══ DATASET RECORDS ══

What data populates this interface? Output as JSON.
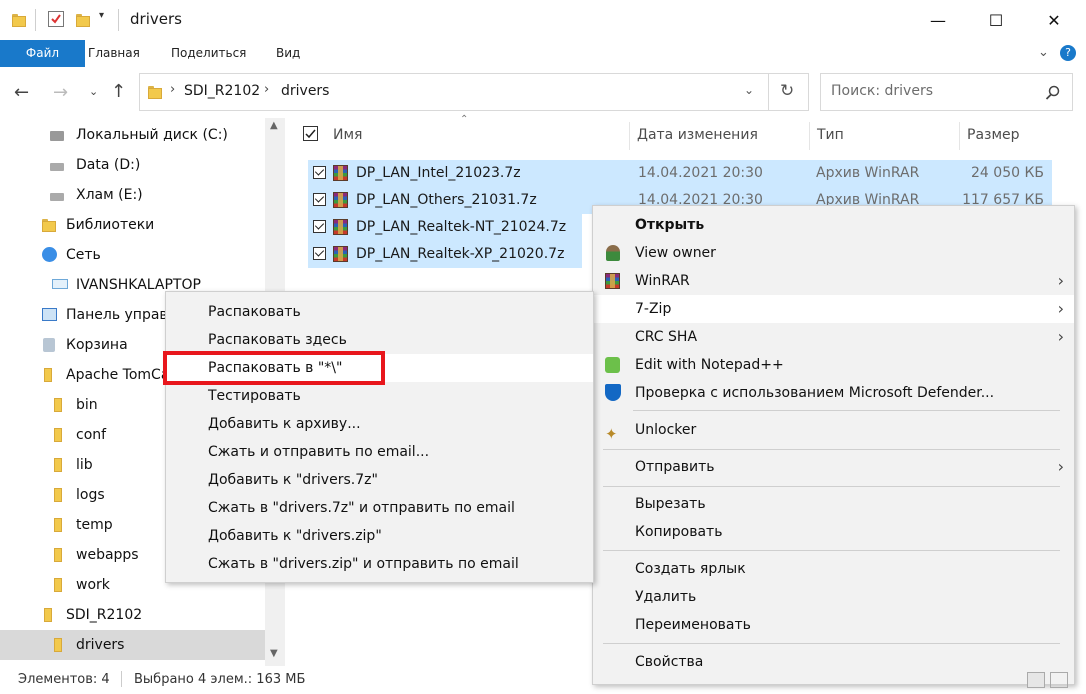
{
  "window": {
    "title": "drivers",
    "minimize": "—",
    "maximize": "☐",
    "close": "✕"
  },
  "ribbon": {
    "tabs": [
      "Файл",
      "Главная",
      "Поделиться",
      "Вид"
    ]
  },
  "address": {
    "crumbs": [
      "SDI_R2102",
      "drivers"
    ]
  },
  "search": {
    "placeholder": "Поиск: drivers"
  },
  "nav": {
    "items": [
      "Локальный диск (C:)",
      "Data (D:)",
      "Хлам (E:)",
      "Библиотеки",
      "Сеть",
      "IVANSHKALAPTOP",
      "Панель управл",
      "Корзина",
      "Apache TomCa",
      "bin",
      "conf",
      "lib",
      "logs",
      "temp",
      "webapps",
      "work",
      "SDI_R2102",
      "drivers"
    ]
  },
  "columns": {
    "name": "Имя",
    "date": "Дата изменения",
    "type": "Тип",
    "size": "Размер"
  },
  "files": [
    {
      "name": "DP_LAN_Intel_21023.7z",
      "date": "14.04.2021 20:30",
      "type": "Архив WinRAR",
      "size": "24 050 КБ"
    },
    {
      "name": "DP_LAN_Others_21031.7z",
      "date": "14.04.2021 20:30",
      "type": "Архив WinRAR",
      "size": "117 657 КБ"
    },
    {
      "name": "DP_LAN_Realtek-NT_21024.7z",
      "date": "",
      "type": "",
      "size": ""
    },
    {
      "name": "DP_LAN_Realtek-XP_21020.7z",
      "date": "",
      "type": "",
      "size": ""
    }
  ],
  "context_menu": {
    "open": "Открыть",
    "view_owner": "View owner",
    "winrar": "WinRAR",
    "sevenzip": "7-Zip",
    "crc": "CRC SHA",
    "notepad": "Edit with Notepad++",
    "defender": "Проверка с использованием Microsoft Defender...",
    "unlocker": "Unlocker",
    "send_to": "Отправить",
    "cut": "Вырезать",
    "copy": "Копировать",
    "shortcut": "Создать ярлык",
    "delete": "Удалить",
    "rename": "Переименовать",
    "properties": "Свойства"
  },
  "sevenzip_menu": [
    "Распаковать",
    "Распаковать здесь",
    "Распаковать в \"*\\\"",
    "Тестировать",
    "Добавить к архиву...",
    "Сжать и отправить по email...",
    "Добавить к \"drivers.7z\"",
    "Сжать в \"drivers.7z\" и отправить по email",
    "Добавить к \"drivers.zip\"",
    "Сжать в \"drivers.zip\" и отправить по email"
  ],
  "status": {
    "count": "Элементов: 4",
    "selected": "Выбрано 4 элем.: 163 МБ"
  },
  "colors": {
    "accent": "#1979ca",
    "selection": "#cce8ff",
    "highlight_box": "#e8161c"
  }
}
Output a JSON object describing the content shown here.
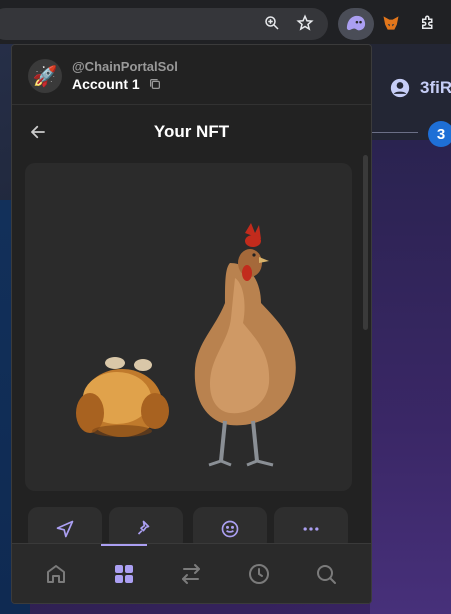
{
  "background": {
    "user_label": "3fiR",
    "step_number": "3"
  },
  "browser": {
    "icons": [
      "zoom-icon",
      "star-icon",
      "phantom-extension-icon",
      "metamask-extension-icon",
      "extensions-puzzle-icon"
    ]
  },
  "popup": {
    "handle": "@ChainPortalSol",
    "account_name": "Account 1",
    "avatar_emoji": "🚀",
    "page_title": "Your NFT",
    "actions": [
      "send-icon",
      "pin-icon",
      "smile-icon",
      "more-icon"
    ],
    "nav": [
      {
        "name": "home",
        "active": false
      },
      {
        "name": "collectibles",
        "active": true
      },
      {
        "name": "swap",
        "active": false
      },
      {
        "name": "activity",
        "active": false
      },
      {
        "name": "search",
        "active": false
      }
    ]
  },
  "colors": {
    "accent": "#ab9ff2",
    "popup_bg": "#222222",
    "badge_blue": "#1e6fd6"
  }
}
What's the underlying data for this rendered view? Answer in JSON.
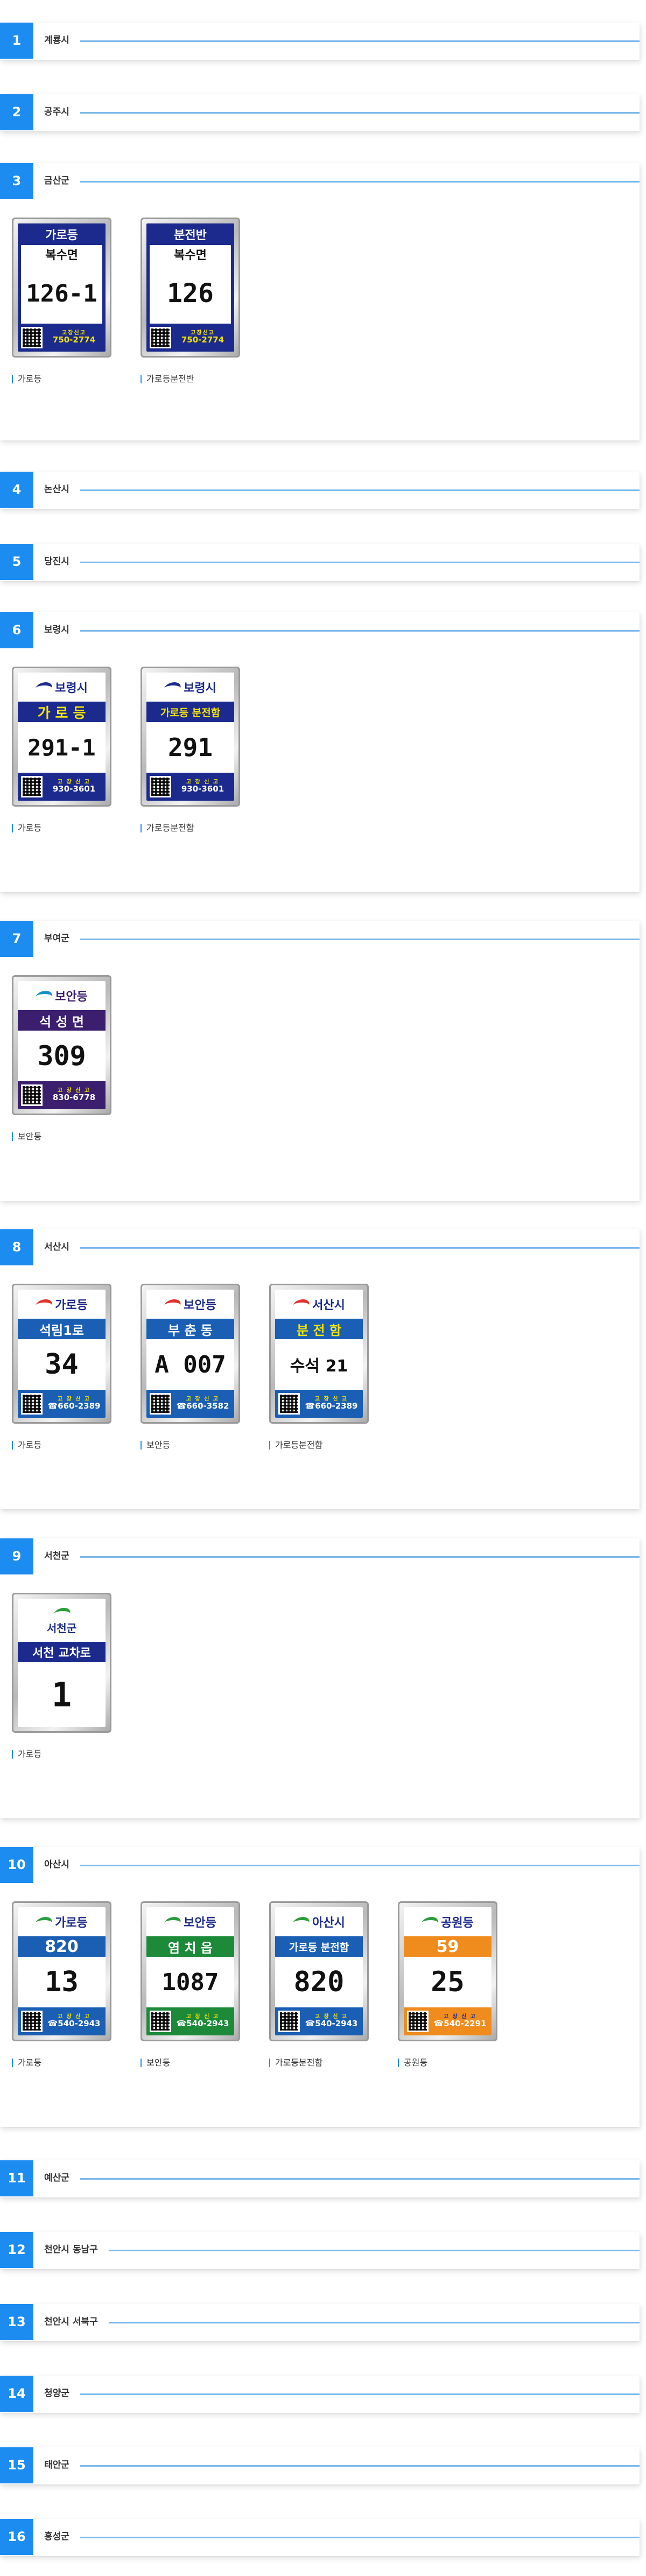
{
  "sections": [
    {
      "num": "1",
      "title": "계룡시"
    },
    {
      "num": "2",
      "title": "공주시"
    },
    {
      "num": "3",
      "title": "금산군",
      "items": [
        {
          "caption": "가로등",
          "header": "가로등",
          "sub": "복수면",
          "number": "126-1",
          "report_label": "고장신고",
          "phone": "750-2774"
        },
        {
          "caption": "가로등분전반",
          "header": "분전반",
          "sub": "복수면",
          "number": "126",
          "report_label": "고장신고",
          "phone": "750-2774"
        }
      ]
    },
    {
      "num": "4",
      "title": "논산시"
    },
    {
      "num": "5",
      "title": "당진시"
    },
    {
      "num": "6",
      "title": "보령시",
      "items": [
        {
          "caption": "가로등",
          "logo": "보령시",
          "sub": "가 로 등",
          "number": "291-1",
          "report_label": "고 장 신 고",
          "phone": "930-3601"
        },
        {
          "caption": "가로등분전함",
          "logo": "보령시",
          "sub": "가로등 분전함",
          "number": "291",
          "report_label": "고 장 신 고",
          "phone": "930-3601"
        }
      ]
    },
    {
      "num": "7",
      "title": "부여군",
      "items": [
        {
          "caption": "보안등",
          "logo": "보안등",
          "sub": "석 성 면",
          "number": "309",
          "report_label": "고 장 신 고",
          "phone": "830-6778"
        }
      ]
    },
    {
      "num": "8",
      "title": "서산시",
      "items": [
        {
          "caption": "가로등",
          "logo": "가로등",
          "sub": "석림1로",
          "number": "34",
          "report_label": "고 장 신 고",
          "phone": "☎660-2389"
        },
        {
          "caption": "보안등",
          "logo": "보안등",
          "sub": "부 춘 동",
          "number": "A 007",
          "report_label": "고 장 신 고",
          "phone": "☎660-3582"
        },
        {
          "caption": "가로등분전함",
          "logo": "서산시",
          "sub": "분 전 함",
          "number": "수석 21",
          "report_label": "고 장 신 고",
          "phone": "☎660-2389"
        }
      ]
    },
    {
      "num": "9",
      "title": "서천군",
      "items": [
        {
          "caption": "가로등",
          "logo": "서천군",
          "sub": "서천 교차로",
          "number": "1"
        }
      ]
    },
    {
      "num": "10",
      "title": "아산시",
      "items": [
        {
          "caption": "가로등",
          "logo": "가로등",
          "sub": "820",
          "number": "13",
          "report_label": "고 장 신 고",
          "phone": "☎540-2943"
        },
        {
          "caption": "보안등",
          "logo": "보안등",
          "sub": "염 치 읍",
          "number": "1087",
          "report_label": "고 장 신 고",
          "phone": "☎540-2943"
        },
        {
          "caption": "가로등분전함",
          "logo": "아산시",
          "sub": "가로등 분전함",
          "number": "820",
          "report_label": "고 장 신 고",
          "phone": "☎540-2943"
        },
        {
          "caption": "공원등",
          "logo": "공원등",
          "sub": "59",
          "number": "25",
          "report_label": "고 장 신 고",
          "phone": "☎540-2291"
        }
      ]
    },
    {
      "num": "11",
      "title": "예산군"
    },
    {
      "num": "12",
      "title": "천안시 동남구"
    },
    {
      "num": "13",
      "title": "천안시 서북구"
    },
    {
      "num": "14",
      "title": "청양군"
    },
    {
      "num": "15",
      "title": "태안군"
    },
    {
      "num": "16",
      "title": "홍성군"
    }
  ],
  "colors": {
    "accent": "#1c8cf0",
    "line": "#7bb8ec",
    "navy": "#1b2a8c",
    "yellow": "#f5e400",
    "purple": "#3b1f6e",
    "green": "#1d8a3a",
    "orange": "#f08c1e",
    "blue": "#1a5fb4"
  }
}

═══

■ **GIVEN REQUEST**
Search the lines for the string "Сжать" and copy every line that has it.

■ **RESPONSE TO THE TASK**
    "Сжать и отправить по email...",
    "Сжать в \"drivers.7z\" и отправить по email",
    "Сжать в \"drivers.zip\" и отправить по email"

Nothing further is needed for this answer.